▸ **Given request**
Transcribe all of the data exactly. Omit the pictures.

▸ **Dataset rows**
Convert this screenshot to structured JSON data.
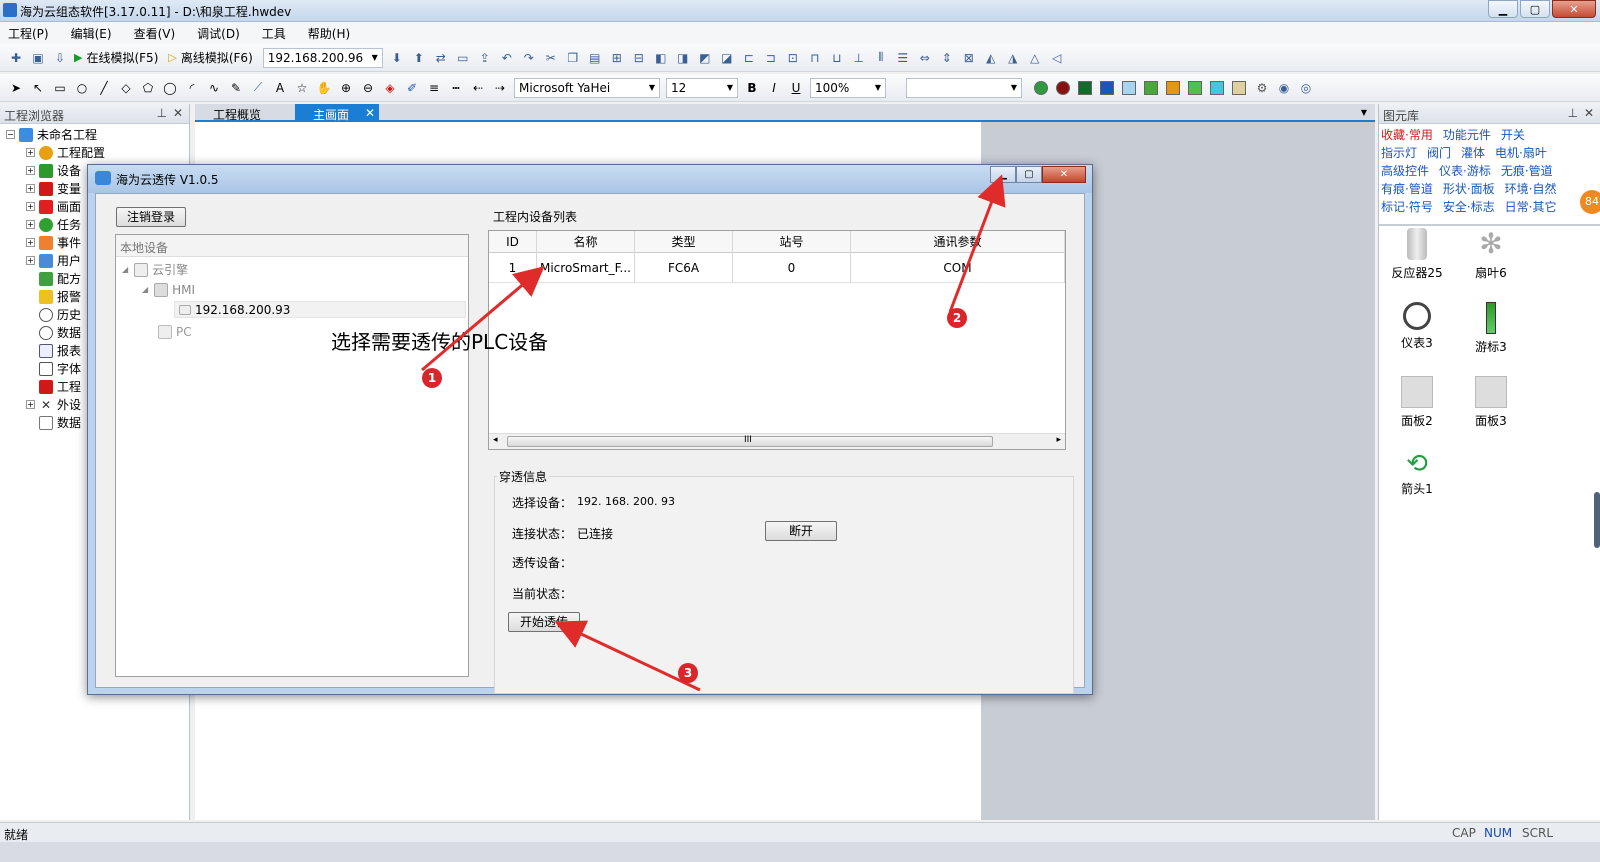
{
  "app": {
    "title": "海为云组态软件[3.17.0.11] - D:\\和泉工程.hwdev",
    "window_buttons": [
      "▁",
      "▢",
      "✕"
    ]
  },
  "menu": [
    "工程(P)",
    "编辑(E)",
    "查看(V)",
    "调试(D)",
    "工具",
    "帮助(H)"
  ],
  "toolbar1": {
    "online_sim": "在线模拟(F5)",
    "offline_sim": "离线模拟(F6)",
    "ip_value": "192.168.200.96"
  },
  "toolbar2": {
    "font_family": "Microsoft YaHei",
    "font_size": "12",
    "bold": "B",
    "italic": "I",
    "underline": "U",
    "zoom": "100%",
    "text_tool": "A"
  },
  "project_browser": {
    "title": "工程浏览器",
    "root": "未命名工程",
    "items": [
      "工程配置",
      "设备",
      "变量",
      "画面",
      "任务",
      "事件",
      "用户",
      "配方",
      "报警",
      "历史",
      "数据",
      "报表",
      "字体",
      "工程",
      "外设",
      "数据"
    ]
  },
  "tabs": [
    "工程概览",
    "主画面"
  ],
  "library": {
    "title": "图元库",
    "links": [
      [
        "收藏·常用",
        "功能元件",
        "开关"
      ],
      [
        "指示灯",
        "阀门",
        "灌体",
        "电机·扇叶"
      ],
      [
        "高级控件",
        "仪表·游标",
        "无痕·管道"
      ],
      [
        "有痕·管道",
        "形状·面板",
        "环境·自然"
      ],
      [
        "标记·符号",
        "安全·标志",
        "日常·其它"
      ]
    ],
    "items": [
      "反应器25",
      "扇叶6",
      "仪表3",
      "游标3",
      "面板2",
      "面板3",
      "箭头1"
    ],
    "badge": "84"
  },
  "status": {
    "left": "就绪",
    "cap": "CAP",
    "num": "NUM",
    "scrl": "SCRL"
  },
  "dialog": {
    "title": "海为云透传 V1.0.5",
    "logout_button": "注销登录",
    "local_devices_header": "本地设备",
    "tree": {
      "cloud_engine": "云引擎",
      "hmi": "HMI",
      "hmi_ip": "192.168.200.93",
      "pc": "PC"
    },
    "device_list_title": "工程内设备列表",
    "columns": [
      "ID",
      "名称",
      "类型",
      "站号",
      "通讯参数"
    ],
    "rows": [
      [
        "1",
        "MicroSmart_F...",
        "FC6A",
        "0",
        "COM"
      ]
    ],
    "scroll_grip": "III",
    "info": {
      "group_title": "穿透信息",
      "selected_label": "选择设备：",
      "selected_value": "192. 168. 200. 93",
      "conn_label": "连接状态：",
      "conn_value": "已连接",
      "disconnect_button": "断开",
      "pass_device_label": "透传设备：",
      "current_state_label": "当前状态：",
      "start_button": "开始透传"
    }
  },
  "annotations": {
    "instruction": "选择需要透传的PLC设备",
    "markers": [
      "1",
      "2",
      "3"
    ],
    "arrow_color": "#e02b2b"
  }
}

▸ **Written reply**
Convert this screenshot to structured JSON data.
{
  "app": {
    "title": "海为云组态软件[3.17.0.11] - D:\\和泉工程.hwdev",
    "window_buttons": [
      "▁",
      "▢",
      "✕"
    ]
  },
  "menu": [
    "工程(P)",
    "编辑(E)",
    "查看(V)",
    "调试(D)",
    "工具",
    "帮助(H)"
  ],
  "toolbar1": {
    "online_sim": "在线模拟(F5)",
    "offline_sim": "离线模拟(F6)",
    "ip_value": "192.168.200.96"
  },
  "toolbar2": {
    "font_family": "Microsoft YaHei",
    "font_size": "12",
    "bold": "B",
    "italic": "I",
    "underline": "U",
    "zoom": "100%",
    "text_tool": "A"
  },
  "project_browser": {
    "title": "工程浏览器",
    "root": "未命名工程",
    "items": [
      "工程配置",
      "设备",
      "变量",
      "画面",
      "任务",
      "事件",
      "用户",
      "配方",
      "报警",
      "历史",
      "数据",
      "报表",
      "字体",
      "工程",
      "外设",
      "数据"
    ]
  },
  "tabs": [
    "工程概览",
    "主画面"
  ],
  "library": {
    "title": "图元库",
    "links": [
      [
        "收藏·常用",
        "功能元件",
        "开关"
      ],
      [
        "指示灯",
        "阀门",
        "灌体",
        "电机·扇叶"
      ],
      [
        "高级控件",
        "仪表·游标",
        "无痕·管道"
      ],
      [
        "有痕·管道",
        "形状·面板",
        "环境·自然"
      ],
      [
        "标记·符号",
        "安全·标志",
        "日常·其它"
      ]
    ],
    "items": [
      "反应器25",
      "扇叶6",
      "仪表3",
      "游标3",
      "面板2",
      "面板3",
      "箭头1"
    ],
    "badge": "84"
  },
  "status": {
    "left": "就绪",
    "cap": "CAP",
    "num": "NUM",
    "scrl": "SCRL"
  },
  "dialog": {
    "title": "海为云透传 V1.0.5",
    "logout_button": "注销登录",
    "local_devices_header": "本地设备",
    "tree": {
      "cloud_engine": "云引擎",
      "hmi": "HMI",
      "hmi_ip": "192.168.200.93",
      "pc": "PC"
    },
    "device_list_title": "工程内设备列表",
    "columns": [
      "ID",
      "名称",
      "类型",
      "站号",
      "通讯参数"
    ],
    "rows": [
      [
        "1",
        "MicroSmart_F...",
        "FC6A",
        "0",
        "COM"
      ]
    ],
    "scroll_grip": "III",
    "info": {
      "group_title": "穿透信息",
      "selected_label": "选择设备：",
      "selected_value": "192. 168. 200. 93",
      "conn_label": "连接状态：",
      "conn_value": "已连接",
      "disconnect_button": "断开",
      "pass_device_label": "透传设备：",
      "current_state_label": "当前状态：",
      "start_button": "开始透传"
    }
  },
  "annotations": {
    "instruction": "选择需要透传的PLC设备",
    "markers": [
      "1",
      "2",
      "3"
    ],
    "arrow_color": "#e02b2b"
  }
}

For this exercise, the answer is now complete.